Extracted records:
+--
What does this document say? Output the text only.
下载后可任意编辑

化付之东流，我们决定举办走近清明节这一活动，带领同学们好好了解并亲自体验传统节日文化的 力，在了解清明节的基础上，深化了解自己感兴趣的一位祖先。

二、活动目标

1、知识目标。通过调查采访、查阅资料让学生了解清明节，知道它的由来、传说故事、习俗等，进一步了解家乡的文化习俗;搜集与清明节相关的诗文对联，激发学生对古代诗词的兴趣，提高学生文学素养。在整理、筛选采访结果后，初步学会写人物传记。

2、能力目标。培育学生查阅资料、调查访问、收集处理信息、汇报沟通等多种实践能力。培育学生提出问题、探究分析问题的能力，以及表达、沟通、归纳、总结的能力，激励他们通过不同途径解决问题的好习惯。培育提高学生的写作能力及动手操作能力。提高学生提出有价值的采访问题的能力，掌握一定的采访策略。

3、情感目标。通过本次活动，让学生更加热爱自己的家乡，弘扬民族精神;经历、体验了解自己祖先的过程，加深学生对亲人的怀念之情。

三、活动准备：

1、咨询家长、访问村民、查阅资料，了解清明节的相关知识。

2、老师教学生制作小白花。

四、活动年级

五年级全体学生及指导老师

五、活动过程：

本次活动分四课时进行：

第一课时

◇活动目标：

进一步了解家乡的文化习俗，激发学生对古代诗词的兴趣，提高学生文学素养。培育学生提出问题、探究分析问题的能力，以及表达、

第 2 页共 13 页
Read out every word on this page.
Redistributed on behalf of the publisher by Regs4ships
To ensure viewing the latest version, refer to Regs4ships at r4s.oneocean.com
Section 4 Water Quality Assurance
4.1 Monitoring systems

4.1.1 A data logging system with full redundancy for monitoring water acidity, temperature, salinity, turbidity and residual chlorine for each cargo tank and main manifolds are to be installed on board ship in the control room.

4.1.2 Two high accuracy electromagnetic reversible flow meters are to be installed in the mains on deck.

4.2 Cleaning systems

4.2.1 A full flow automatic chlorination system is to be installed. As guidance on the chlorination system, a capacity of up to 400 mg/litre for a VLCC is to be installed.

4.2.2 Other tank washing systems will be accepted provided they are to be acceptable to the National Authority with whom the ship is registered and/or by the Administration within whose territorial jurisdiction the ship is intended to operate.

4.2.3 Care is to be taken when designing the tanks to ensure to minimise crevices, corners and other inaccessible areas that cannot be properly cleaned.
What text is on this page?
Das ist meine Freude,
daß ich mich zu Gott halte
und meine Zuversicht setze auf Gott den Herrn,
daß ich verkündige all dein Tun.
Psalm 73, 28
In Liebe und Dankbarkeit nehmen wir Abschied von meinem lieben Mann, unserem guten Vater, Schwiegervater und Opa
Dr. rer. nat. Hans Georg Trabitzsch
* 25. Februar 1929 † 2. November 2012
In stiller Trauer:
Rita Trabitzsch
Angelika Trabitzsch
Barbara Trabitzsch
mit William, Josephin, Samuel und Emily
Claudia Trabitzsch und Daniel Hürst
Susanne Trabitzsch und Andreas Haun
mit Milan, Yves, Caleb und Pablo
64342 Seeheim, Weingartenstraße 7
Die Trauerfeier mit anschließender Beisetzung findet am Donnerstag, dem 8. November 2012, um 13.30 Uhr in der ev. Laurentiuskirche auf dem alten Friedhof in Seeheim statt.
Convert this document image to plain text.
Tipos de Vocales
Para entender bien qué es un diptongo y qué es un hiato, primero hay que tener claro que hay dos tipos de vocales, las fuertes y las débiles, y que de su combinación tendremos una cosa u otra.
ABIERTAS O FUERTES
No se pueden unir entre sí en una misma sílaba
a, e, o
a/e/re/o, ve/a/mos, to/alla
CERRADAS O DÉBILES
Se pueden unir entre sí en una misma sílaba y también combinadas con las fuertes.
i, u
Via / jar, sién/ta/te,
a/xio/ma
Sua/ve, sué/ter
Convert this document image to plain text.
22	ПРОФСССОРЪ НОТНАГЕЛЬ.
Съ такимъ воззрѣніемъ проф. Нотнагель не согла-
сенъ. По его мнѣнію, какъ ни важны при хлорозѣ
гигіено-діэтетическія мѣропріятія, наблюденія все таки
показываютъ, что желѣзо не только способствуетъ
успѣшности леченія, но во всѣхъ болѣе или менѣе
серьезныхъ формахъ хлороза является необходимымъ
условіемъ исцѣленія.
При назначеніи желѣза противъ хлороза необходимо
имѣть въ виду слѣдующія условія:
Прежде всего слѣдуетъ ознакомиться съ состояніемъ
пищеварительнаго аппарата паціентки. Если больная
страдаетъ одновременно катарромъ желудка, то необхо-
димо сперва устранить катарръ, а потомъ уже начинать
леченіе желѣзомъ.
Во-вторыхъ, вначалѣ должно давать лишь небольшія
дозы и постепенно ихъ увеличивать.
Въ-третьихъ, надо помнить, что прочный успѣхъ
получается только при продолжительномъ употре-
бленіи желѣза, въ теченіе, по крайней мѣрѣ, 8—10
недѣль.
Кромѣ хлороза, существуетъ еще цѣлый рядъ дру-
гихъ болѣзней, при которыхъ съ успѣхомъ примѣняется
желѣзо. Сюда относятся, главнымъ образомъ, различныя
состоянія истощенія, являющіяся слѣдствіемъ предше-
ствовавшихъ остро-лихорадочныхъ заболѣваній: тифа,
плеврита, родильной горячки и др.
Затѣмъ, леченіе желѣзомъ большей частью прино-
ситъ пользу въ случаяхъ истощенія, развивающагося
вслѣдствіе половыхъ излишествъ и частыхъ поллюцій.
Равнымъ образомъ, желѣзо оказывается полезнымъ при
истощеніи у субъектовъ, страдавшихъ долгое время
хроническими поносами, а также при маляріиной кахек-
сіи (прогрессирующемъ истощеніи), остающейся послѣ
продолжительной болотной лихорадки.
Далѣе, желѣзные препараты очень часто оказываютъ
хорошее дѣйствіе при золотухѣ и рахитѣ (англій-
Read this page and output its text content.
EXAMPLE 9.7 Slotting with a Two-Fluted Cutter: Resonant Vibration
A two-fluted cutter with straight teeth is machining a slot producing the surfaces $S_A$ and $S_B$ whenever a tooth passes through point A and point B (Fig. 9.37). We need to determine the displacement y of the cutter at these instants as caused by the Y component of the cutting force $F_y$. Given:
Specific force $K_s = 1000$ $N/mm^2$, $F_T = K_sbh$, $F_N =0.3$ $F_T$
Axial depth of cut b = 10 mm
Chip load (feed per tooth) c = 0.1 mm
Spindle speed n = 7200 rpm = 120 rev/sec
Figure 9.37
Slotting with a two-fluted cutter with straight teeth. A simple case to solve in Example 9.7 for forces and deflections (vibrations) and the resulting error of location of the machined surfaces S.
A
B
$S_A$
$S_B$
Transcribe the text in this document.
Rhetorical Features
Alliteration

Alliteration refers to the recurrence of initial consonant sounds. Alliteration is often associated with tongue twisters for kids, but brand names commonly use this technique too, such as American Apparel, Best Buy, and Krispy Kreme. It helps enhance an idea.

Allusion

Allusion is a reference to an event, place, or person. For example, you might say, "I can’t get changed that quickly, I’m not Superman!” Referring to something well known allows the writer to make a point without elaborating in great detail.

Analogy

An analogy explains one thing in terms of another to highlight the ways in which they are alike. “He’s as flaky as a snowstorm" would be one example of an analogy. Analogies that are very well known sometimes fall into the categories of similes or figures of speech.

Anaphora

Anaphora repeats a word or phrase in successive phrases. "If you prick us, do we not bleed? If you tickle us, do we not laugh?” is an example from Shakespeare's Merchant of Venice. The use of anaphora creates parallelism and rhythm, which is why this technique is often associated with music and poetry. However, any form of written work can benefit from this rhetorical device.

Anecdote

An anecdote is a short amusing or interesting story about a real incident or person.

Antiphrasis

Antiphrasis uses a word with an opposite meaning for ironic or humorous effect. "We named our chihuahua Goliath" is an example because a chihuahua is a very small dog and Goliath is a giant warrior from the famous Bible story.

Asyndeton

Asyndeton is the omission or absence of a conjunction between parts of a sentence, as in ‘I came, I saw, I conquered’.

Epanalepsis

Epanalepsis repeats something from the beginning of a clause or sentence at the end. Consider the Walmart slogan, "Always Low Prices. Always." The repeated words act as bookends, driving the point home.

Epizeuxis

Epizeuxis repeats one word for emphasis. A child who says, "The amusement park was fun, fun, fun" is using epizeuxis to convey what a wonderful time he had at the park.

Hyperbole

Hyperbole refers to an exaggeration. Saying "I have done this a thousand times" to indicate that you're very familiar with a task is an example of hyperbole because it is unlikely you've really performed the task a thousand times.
+--
Stated task: Each line in the data that holds the string "только" should be found and copied.

Answer to the problem:
показываютъ, что желѣзо не только способствуетъ
получается только при продолжительномъ употре-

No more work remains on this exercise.